* START *
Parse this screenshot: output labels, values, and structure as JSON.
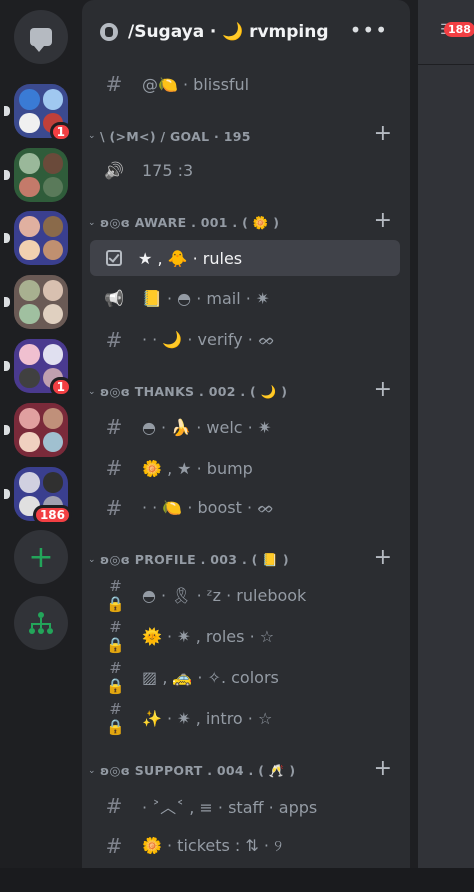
{
  "header": {
    "title": "/Sugaya ‧ 🌙 rvmping",
    "more": "•••"
  },
  "right": {
    "badge": "188"
  },
  "servers": [
    {
      "colors": [
        "#3a7bd5",
        "#a0c8f0",
        "#f0f0f0",
        "#c0403a"
      ],
      "bg": "#3b4a8f",
      "badge": "1"
    },
    {
      "colors": [
        "#9ab89a",
        "#6a4a3a",
        "#c47a6a",
        "#5a7a5a"
      ],
      "bg": "#2f5c3a",
      "badge": ""
    },
    {
      "colors": [
        "#e0b0a0",
        "#8a6a4a",
        "#f0d0b0",
        "#c09070"
      ],
      "bg": "#3a3f8f",
      "badge": ""
    },
    {
      "colors": [
        "#a8b090",
        "#d8c0b0",
        "#a0c0a0",
        "#e0d0c0"
      ],
      "bg": "#6a5a55",
      "badge": ""
    },
    {
      "colors": [
        "#f0c0d0",
        "#e0e0f0",
        "#404040",
        "#c0a0b0"
      ],
      "bg": "#4a3a8f",
      "badge": "1"
    },
    {
      "colors": [
        "#e0a0a0",
        "#c0907a",
        "#f0d0c0",
        "#a0c0d0"
      ],
      "bg": "#7a2a3a",
      "badge": ""
    },
    {
      "colors": [
        "#d0d0e0",
        "#303030",
        "#e0e0e0",
        "#a0a0b0"
      ],
      "bg": "#3a3f8f",
      "badge": "186"
    }
  ],
  "rail": {
    "add_label": "+",
    "discover_label": "⚘"
  },
  "channels": [
    {
      "type": "text",
      "name": "@🍋 · blissful"
    },
    {
      "type": "category",
      "name": "\\ (>M<) / GOAL  · 195"
    },
    {
      "type": "voice",
      "name": "175 :3"
    },
    {
      "type": "category",
      "name": "ʚ◎ɞ AWARE . 001 .  ( 🌼 )"
    },
    {
      "type": "rules",
      "name": "★ ‚ 🐥 · rules",
      "active": true
    },
    {
      "type": "announce",
      "name": "📒 · ◓ · mail · ✷"
    },
    {
      "type": "text",
      "name": "· · 🌙 · verify · ᨖ"
    },
    {
      "type": "category",
      "name": "ʚ◎ɞ THANKS . 002 .  ( 🌙 )"
    },
    {
      "type": "text",
      "name": "◓ · 🍌 · welc · ✷"
    },
    {
      "type": "text",
      "name": "🌼 ‚ ★ · bump"
    },
    {
      "type": "text",
      "name": "· · 🍋 · boost · ᨖ"
    },
    {
      "type": "category",
      "name": "ʚ◎ɞ PROFILE . 003 .  ( 📒 )"
    },
    {
      "type": "locked",
      "name": "◓ · 🎗 · ᶻz · rulebook"
    },
    {
      "type": "locked",
      "name": "🌞 · ✷ ‚ roles · ☆"
    },
    {
      "type": "locked",
      "name": "▨ ‚ 🚕 · ✧.  colors"
    },
    {
      "type": "locked",
      "name": "✨ · ✷ ‚ intro · ☆"
    },
    {
      "type": "category",
      "name": "ʚ◎ɞ SUPPORT . 004 .  ( 🥂 )"
    },
    {
      "type": "text",
      "name": "· ˃︿˂ , ≡ · staff · apps"
    },
    {
      "type": "text",
      "name": "🌼 · tickets : ⇅ · ୨"
    }
  ],
  "icons": {
    "text": "#",
    "locked": "#🔒",
    "voice": "🔊",
    "announce": "📢",
    "category_chevron": "⌄",
    "plus": "+"
  }
}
* END *
> _Instructions for the task_
Copy each line in full and exactly, omitting any picture.

> _Solved problem_
Parse this screenshot: output labels, values, and structure as JSON.
{
  "header": {
    "title": "/Sugaya ‧ 🌙 rvmping",
    "more": "•••"
  },
  "right": {
    "badge": "188"
  },
  "servers": [
    {
      "colors": [
        "#3a7bd5",
        "#a0c8f0",
        "#f0f0f0",
        "#c0403a"
      ],
      "bg": "#3b4a8f",
      "badge": "1"
    },
    {
      "colors": [
        "#9ab89a",
        "#6a4a3a",
        "#c47a6a",
        "#5a7a5a"
      ],
      "bg": "#2f5c3a",
      "badge": ""
    },
    {
      "colors": [
        "#e0b0a0",
        "#8a6a4a",
        "#f0d0b0",
        "#c09070"
      ],
      "bg": "#3a3f8f",
      "badge": ""
    },
    {
      "colors": [
        "#a8b090",
        "#d8c0b0",
        "#a0c0a0",
        "#e0d0c0"
      ],
      "bg": "#6a5a55",
      "badge": ""
    },
    {
      "colors": [
        "#f0c0d0",
        "#e0e0f0",
        "#404040",
        "#c0a0b0"
      ],
      "bg": "#4a3a8f",
      "badge": "1"
    },
    {
      "colors": [
        "#e0a0a0",
        "#c0907a",
        "#f0d0c0",
        "#a0c0d0"
      ],
      "bg": "#7a2a3a",
      "badge": ""
    },
    {
      "colors": [
        "#d0d0e0",
        "#303030",
        "#e0e0e0",
        "#a0a0b0"
      ],
      "bg": "#3a3f8f",
      "badge": "186"
    }
  ],
  "rail": {
    "add_label": "+",
    "discover_label": "⚘"
  },
  "channels": [
    {
      "type": "text",
      "name": "@🍋 · blissful"
    },
    {
      "type": "category",
      "name": "\\ (>M<) / GOAL  · 195"
    },
    {
      "type": "voice",
      "name": "175 :3"
    },
    {
      "type": "category",
      "name": "ʚ◎ɞ AWARE . 001 .  ( 🌼 )"
    },
    {
      "type": "rules",
      "name": "★ ‚ 🐥 · rules",
      "active": true
    },
    {
      "type": "announce",
      "name": "📒 · ◓ · mail · ✷"
    },
    {
      "type": "text",
      "name": "· · 🌙 · verify · ᨖ"
    },
    {
      "type": "category",
      "name": "ʚ◎ɞ THANKS . 002 .  ( 🌙 )"
    },
    {
      "type": "text",
      "name": "◓ · 🍌 · welc · ✷"
    },
    {
      "type": "text",
      "name": "🌼 ‚ ★ · bump"
    },
    {
      "type": "text",
      "name": "· · 🍋 · boost · ᨖ"
    },
    {
      "type": "category",
      "name": "ʚ◎ɞ PROFILE . 003 .  ( 📒 )"
    },
    {
      "type": "locked",
      "name": "◓ · 🎗 · ᶻz · rulebook"
    },
    {
      "type": "locked",
      "name": "🌞 · ✷ ‚ roles · ☆"
    },
    {
      "type": "locked",
      "name": "▨ ‚ 🚕 · ✧.  colors"
    },
    {
      "type": "locked",
      "name": "✨ · ✷ ‚ intro · ☆"
    },
    {
      "type": "category",
      "name": "ʚ◎ɞ SUPPORT . 004 .  ( 🥂 )"
    },
    {
      "type": "text",
      "name": "· ˃︿˂ , ≡ · staff · apps"
    },
    {
      "type": "text",
      "name": "🌼 · tickets : ⇅ · ୨"
    }
  ],
  "icons": {
    "text": "#",
    "locked": "#🔒",
    "voice": "🔊",
    "announce": "📢",
    "category_chevron": "⌄",
    "plus": "+"
  }
}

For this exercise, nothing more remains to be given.